- [PROBLEM STATEMENT] Write every record out again exactly as given.

+--

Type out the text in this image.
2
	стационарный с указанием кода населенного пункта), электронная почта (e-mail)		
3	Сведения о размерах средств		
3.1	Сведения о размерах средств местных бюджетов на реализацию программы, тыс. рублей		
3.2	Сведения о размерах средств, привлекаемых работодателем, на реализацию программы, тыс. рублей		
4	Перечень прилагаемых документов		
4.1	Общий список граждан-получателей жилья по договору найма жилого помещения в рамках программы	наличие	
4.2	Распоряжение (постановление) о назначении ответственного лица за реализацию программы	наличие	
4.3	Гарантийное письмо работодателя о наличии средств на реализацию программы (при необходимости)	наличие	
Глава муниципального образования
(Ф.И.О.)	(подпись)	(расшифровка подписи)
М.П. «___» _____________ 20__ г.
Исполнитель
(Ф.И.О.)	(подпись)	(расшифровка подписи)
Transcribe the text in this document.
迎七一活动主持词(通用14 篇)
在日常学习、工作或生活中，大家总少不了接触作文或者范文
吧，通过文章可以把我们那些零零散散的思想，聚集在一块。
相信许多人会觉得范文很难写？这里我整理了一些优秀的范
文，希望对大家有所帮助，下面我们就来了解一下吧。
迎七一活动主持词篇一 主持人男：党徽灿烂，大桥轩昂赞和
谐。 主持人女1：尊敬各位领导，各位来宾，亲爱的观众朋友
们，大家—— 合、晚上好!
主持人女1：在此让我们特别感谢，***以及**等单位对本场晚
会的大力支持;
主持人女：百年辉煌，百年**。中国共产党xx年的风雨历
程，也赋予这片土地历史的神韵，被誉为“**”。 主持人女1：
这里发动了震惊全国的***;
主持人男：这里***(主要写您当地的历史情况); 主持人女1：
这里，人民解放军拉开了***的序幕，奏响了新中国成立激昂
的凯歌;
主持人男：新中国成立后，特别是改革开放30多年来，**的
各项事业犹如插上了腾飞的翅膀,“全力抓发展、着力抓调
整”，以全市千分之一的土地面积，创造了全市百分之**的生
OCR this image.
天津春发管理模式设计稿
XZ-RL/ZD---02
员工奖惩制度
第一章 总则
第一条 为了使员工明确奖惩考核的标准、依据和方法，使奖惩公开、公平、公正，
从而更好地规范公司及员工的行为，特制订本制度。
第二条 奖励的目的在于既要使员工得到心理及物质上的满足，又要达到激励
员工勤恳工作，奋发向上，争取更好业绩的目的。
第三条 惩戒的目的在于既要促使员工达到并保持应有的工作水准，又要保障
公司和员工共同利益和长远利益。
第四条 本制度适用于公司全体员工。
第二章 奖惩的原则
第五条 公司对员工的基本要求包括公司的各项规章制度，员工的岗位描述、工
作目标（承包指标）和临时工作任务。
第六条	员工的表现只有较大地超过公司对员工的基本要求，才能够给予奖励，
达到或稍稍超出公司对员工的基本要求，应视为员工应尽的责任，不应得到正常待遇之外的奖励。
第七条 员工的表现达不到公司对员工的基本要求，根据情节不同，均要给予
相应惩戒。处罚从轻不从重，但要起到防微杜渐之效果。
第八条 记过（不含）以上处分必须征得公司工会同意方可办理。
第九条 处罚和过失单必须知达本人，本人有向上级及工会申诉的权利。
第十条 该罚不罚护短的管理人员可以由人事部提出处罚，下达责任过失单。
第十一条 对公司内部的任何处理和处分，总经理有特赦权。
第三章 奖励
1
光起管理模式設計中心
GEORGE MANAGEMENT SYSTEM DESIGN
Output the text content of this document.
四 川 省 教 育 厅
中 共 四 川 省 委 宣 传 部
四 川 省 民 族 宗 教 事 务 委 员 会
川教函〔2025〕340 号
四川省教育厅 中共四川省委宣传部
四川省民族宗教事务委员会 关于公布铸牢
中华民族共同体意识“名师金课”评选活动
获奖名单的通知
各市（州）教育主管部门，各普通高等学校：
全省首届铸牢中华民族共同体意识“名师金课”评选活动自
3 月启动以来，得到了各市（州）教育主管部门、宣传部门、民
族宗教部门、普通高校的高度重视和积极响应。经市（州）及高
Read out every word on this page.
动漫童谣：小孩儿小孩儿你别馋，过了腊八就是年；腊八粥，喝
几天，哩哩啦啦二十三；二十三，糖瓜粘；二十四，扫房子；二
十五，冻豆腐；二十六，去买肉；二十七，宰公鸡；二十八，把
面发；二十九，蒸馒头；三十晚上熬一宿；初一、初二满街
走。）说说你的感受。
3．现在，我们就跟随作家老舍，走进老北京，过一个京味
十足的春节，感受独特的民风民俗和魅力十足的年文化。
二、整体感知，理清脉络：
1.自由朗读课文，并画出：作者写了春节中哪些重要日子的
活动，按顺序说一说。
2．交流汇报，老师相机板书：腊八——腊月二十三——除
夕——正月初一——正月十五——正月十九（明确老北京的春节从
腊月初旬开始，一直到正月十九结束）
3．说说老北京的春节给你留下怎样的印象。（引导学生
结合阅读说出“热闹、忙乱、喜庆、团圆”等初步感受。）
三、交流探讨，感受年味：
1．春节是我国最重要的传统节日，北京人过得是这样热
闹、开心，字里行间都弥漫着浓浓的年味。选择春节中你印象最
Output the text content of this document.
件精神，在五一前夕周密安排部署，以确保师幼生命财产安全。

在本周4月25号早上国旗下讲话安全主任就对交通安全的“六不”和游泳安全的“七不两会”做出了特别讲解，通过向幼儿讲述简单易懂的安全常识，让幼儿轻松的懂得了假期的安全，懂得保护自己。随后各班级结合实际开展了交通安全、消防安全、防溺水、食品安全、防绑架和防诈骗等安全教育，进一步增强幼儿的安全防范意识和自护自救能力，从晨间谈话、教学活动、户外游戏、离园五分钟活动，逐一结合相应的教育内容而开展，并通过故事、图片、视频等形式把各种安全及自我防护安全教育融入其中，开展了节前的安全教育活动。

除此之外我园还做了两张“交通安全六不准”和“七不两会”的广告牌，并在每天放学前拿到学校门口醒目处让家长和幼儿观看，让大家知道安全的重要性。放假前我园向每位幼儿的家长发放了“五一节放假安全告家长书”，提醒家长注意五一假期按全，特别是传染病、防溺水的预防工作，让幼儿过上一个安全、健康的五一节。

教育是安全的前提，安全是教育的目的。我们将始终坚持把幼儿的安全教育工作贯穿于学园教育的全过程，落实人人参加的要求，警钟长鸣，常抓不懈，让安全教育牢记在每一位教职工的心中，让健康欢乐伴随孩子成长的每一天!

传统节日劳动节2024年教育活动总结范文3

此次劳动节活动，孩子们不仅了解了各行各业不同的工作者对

+--

- [SOLUTION TO THE PROBLEM]
Type out the text in this image.
2
	стационарный с указанием кода населенного пункта), электронная почта (e-mail)		
3	Сведения о размерах средств		
3.1	Сведения о размерах средств местных бюджетов на реализацию программы, тыс. рублей		
3.2	Сведения о размерах средств, привлекаемых работодателем, на реализацию программы, тыс. рублей		
4	Перечень прилагаемых документов		
4.1	Общий список граждан-получателей жилья по договору найма жилого помещения в рамках программы	наличие	
4.2	Распоряжение (постановление) о назначении ответственного лица за реализацию программы	наличие	
4.3	Гарантийное письмо работодателя о наличии средств на реализацию программы (при необходимости)	наличие	
Глава муниципального образования
(Ф.И.О.)	(подпись)	(расшифровка подписи)
М.П. «___» _____________ 20__ г.
Исполнитель
(Ф.И.О.)	(подпись)	(расшифровка подписи)
Transcribe the text in this document.
迎七一活动主持词(通用14 篇)
在日常学习、工作或生活中，大家总少不了接触作文或者范文
吧，通过文章可以把我们那些零零散散的思想，聚集在一块。
相信许多人会觉得范文很难写？这里我整理了一些优秀的范
文，希望对大家有所帮助，下面我们就来了解一下吧。
迎七一活动主持词篇一 主持人男：党徽灿烂，大桥轩昂赞和
谐。 主持人女1：尊敬各位领导，各位来宾，亲爱的观众朋友
们，大家—— 合、晚上好!
主持人女1：在此让我们特别感谢，***以及**等单位对本场晚
会的大力支持;
主持人女：百年辉煌，百年**。中国共产党xx年的风雨历
程，也赋予这片土地历史的神韵，被誉为“**”。 主持人女1：
这里发动了震惊全国的***;
主持人男：这里***(主要写您当地的历史情况); 主持人女1：
这里，人民解放军拉开了***的序幕，奏响了新中国成立激昂
的凯歌;
主持人男：新中国成立后，特别是改革开放30多年来，**的
各项事业犹如插上了腾飞的翅膀,“全力抓发展、着力抓调
整”，以全市千分之一的土地面积，创造了全市百分之**的生
OCR this image.
天津春发管理模式设计稿
XZ-RL/ZD---02
员工奖惩制度
第一章 总则
第一条 为了使员工明确奖惩考核的标准、依据和方法，使奖惩公开、公平、公正，
从而更好地规范公司及员工的行为，特制订本制度。
第二条 奖励的目的在于既要使员工得到心理及物质上的满足，又要达到激励
员工勤恳工作，奋发向上，争取更好业绩的目的。
第三条 惩戒的目的在于既要促使员工达到并保持应有的工作水准，又要保障
公司和员工共同利益和长远利益。
第四条 本制度适用于公司全体员工。
第二章 奖惩的原则
第五条 公司对员工的基本要求包括公司的各项规章制度，员工的岗位描述、工
作目标（承包指标）和临时工作任务。
第六条	员工的表现只有较大地超过公司对员工的基本要求，才能够给予奖励，
达到或稍稍超出公司对员工的基本要求，应视为员工应尽的责任，不应得到正常待遇之外的奖励。
第七条 员工的表现达不到公司对员工的基本要求，根据情节不同，均要给予
相应惩戒。处罚从轻不从重，但要起到防微杜渐之效果。
第八条 记过（不含）以上处分必须征得公司工会同意方可办理。
第九条 处罚和过失单必须知达本人，本人有向上级及工会申诉的权利。
第十条 该罚不罚护短的管理人员可以由人事部提出处罚，下达责任过失单。
第十一条 对公司内部的任何处理和处分，总经理有特赦权。
第三章 奖励
1
光起管理模式設計中心
GEORGE MANAGEMENT SYSTEM DESIGN
Output the text content of this document.
四 川 省 教 育 厅
中 共 四 川 省 委 宣 传 部
四 川 省 民 族 宗 教 事 务 委 员 会
川教函〔2025〕340 号
四川省教育厅 中共四川省委宣传部
四川省民族宗教事务委员会 关于公布铸牢
中华民族共同体意识“名师金课”评选活动
获奖名单的通知
各市（州）教育主管部门，各普通高等学校：
全省首届铸牢中华民族共同体意识“名师金课”评选活动自
3 月启动以来，得到了各市（州）教育主管部门、宣传部门、民
族宗教部门、普通高校的高度重视和积极响应。经市（州）及高
Read out every word on this page.
动漫童谣：小孩儿小孩儿你别馋，过了腊八就是年；腊八粥，喝
几天，哩哩啦啦二十三；二十三，糖瓜粘；二十四，扫房子；二
十五，冻豆腐；二十六，去买肉；二十七，宰公鸡；二十八，把
面发；二十九，蒸馒头；三十晚上熬一宿；初一、初二满街
走。）说说你的感受。
3．现在，我们就跟随作家老舍，走进老北京，过一个京味
十足的春节，感受独特的民风民俗和魅力十足的年文化。
二、整体感知，理清脉络：
1.自由朗读课文，并画出：作者写了春节中哪些重要日子的
活动，按顺序说一说。
2．交流汇报，老师相机板书：腊八——腊月二十三——除
夕——正月初一——正月十五——正月十九（明确老北京的春节从
腊月初旬开始，一直到正月十九结束）
3．说说老北京的春节给你留下怎样的印象。（引导学生
结合阅读说出“热闹、忙乱、喜庆、团圆”等初步感受。）
三、交流探讨，感受年味：
1．春节是我国最重要的传统节日，北京人过得是这样热
闹、开心，字里行间都弥漫着浓浓的年味。选择春节中你印象最
Output the text content of this document.
件精神，在五一前夕周密安排部署，以确保师幼生命财产安全。

在本周4月25号早上国旗下讲话安全主任就对交通安全的“六不”和游泳安全的“七不两会”做出了特别讲解，通过向幼儿讲述简单易懂的安全常识，让幼儿轻松的懂得了假期的安全，懂得保护自己。随后各班级结合实际开展了交通安全、消防安全、防溺水、食品安全、防绑架和防诈骗等安全教育，进一步增强幼儿的安全防范意识和自护自救能力，从晨间谈话、教学活动、户外游戏、离园五分钟活动，逐一结合相应的教育内容而开展，并通过故事、图片、视频等形式把各种安全及自我防护安全教育融入其中，开展了节前的安全教育活动。

除此之外我园还做了两张“交通安全六不准”和“七不两会”的广告牌，并在每天放学前拿到学校门口醒目处让家长和幼儿观看，让大家知道安全的重要性。放假前我园向每位幼儿的家长发放了“五一节放假安全告家长书”，提醒家长注意五一假期按全，特别是传染病、防溺水的预防工作，让幼儿过上一个安全、健康的五一节。

教育是安全的前提，安全是教育的目的。我们将始终坚持把幼儿的安全教育工作贯穿于学园教育的全过程，落实人人参加的要求，警钟长鸣，常抓不懈，让安全教育牢记在每一位教职工的心中，让健康欢乐伴随孩子成长的每一天!

传统节日劳动节2024年教育活动总结范文3

此次劳动节活动，孩子们不仅了解了各行各业不同的工作者对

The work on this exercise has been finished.